▶ _Data shown_
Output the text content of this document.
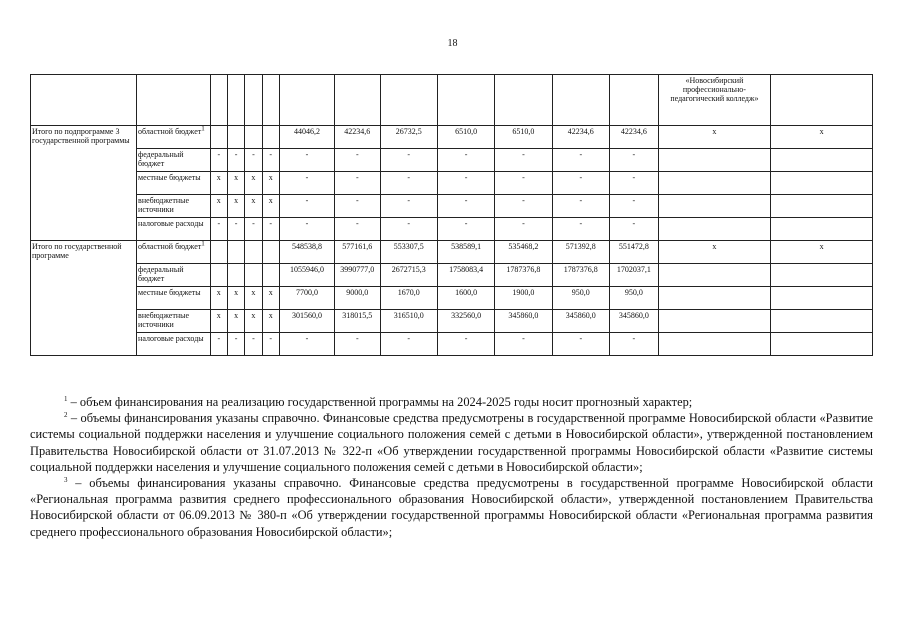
18
													«Новосибирский профессионально-педагогический колледж»	
Итого по подпрограмме 3 государственной программы	областной бюджет$^1$					44046,2	42234,6	26732,5	6510,0	6510,0	42234,6	42234,6	x	x
	федеральный бюджет	-	-	-	-	-	-	-	-	-	-	-		
	местные бюджеты	x	x	x	x	-	-	-	-	-	-	-		
	внебюджетные источники	x	x	x	x	-	-	-	-	-	-	-		
	налоговые расходы	-	-	-	-	-	-	-	-	-	-	-		
Итого по государственной программе	областной бюджет$^1$					548538,8	577161,6	553307,5	538589,1	535468,2	571392,8	551472,8	x	x
	федеральный бюджет					1055946,0	3990777,0	2672715,3	1758083,4	1787376,8	1787376,8	1702037,1		
	местные бюджеты	x	x	x	x	7700,0	9000,0	1670,0	1600,0	1900,0	950,0	950,0		
	внебюджетные источники	x	x	x	x	301560,0	318015,5	316510,0	332560,0	345860,0	345860,0	345860,0		
	налоговые расходы	-	-	-	-	-	-	-	-	-	-	-		

$^1$ – объем финансирования на реализацию государственной программы на 2024-2025 годы носит прогнозный характер;

$^2$ – объемы финансирования указаны справочно. Финансовые средства предусмотрены в государственной программе Новосибирской области «Развитие системы социальной поддержки населения и улучшение социального положения семей с детьми в Новосибирской области», утвержденной постановлением Правительства Новосибирской области от 31.07.2013 № 322-п «Об утверждении государственной программы Новосибирской области «Развитие системы социальной поддержки населения и улучшение социального положения семей с детьми в Новосибирской области»;

$^3$ – объемы финансирования указаны справочно. Финансовые средства предусмотрены в государственной программе Новосибирской области «Региональная программа развития среднего профессионального образования Новосибирской области», утвержденной постановлением Правительства Новосибирской области от 06.09.2013 № 380-п «Об утверждении государственной программы Новосибирской области «Региональная программа развития среднего профессионального образования Новосибирской области»;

▶ _Task objective_
Omit the pictures and restate the rest of the records verbatim.

▶ _Reply to the exercise_
Output the text content of this document.
18
													«Новосибирский профессионально-педагогический колледж»	
Итого по подпрограмме 3 государственной программы	областной бюджет$^1$					44046,2	42234,6	26732,5	6510,0	6510,0	42234,6	42234,6	x	x
	федеральный бюджет	-	-	-	-	-	-	-	-	-	-	-		
	местные бюджеты	x	x	x	x	-	-	-	-	-	-	-		
	внебюджетные источники	x	x	x	x	-	-	-	-	-	-	-		
	налоговые расходы	-	-	-	-	-	-	-	-	-	-	-		
Итого по государственной программе	областной бюджет$^1$					548538,8	577161,6	553307,5	538589,1	535468,2	571392,8	551472,8	x	x
	федеральный бюджет					1055946,0	3990777,0	2672715,3	1758083,4	1787376,8	1787376,8	1702037,1		
	местные бюджеты	x	x	x	x	7700,0	9000,0	1670,0	1600,0	1900,0	950,0	950,0		
	внебюджетные источники	x	x	x	x	301560,0	318015,5	316510,0	332560,0	345860,0	345860,0	345860,0		
	налоговые расходы	-	-	-	-	-	-	-	-	-	-	-		

$^1$ – объем финансирования на реализацию государственной программы на 2024-2025 годы носит прогнозный характер;

$^2$ – объемы финансирования указаны справочно. Финансовые средства предусмотрены в государственной программе Новосибирской области «Развитие системы социальной поддержки населения и улучшение социального положения семей с детьми в Новосибирской области», утвержденной постановлением Правительства Новосибирской области от 31.07.2013 № 322-п «Об утверждении государственной программы Новосибирской области «Развитие системы социальной поддержки населения и улучшение социального положения семей с детьми в Новосибирской области»;

$^3$ – объемы финансирования указаны справочно. Финансовые средства предусмотрены в государственной программе Новосибирской области «Региональная программа развития среднего профессионального образования Новосибирской области», утвержденной постановлением Правительства Новосибирской области от 06.09.2013 № 380-п «Об утверждении государственной программы Новосибирской области «Региональная программа развития среднего профессионального образования Новосибирской области»;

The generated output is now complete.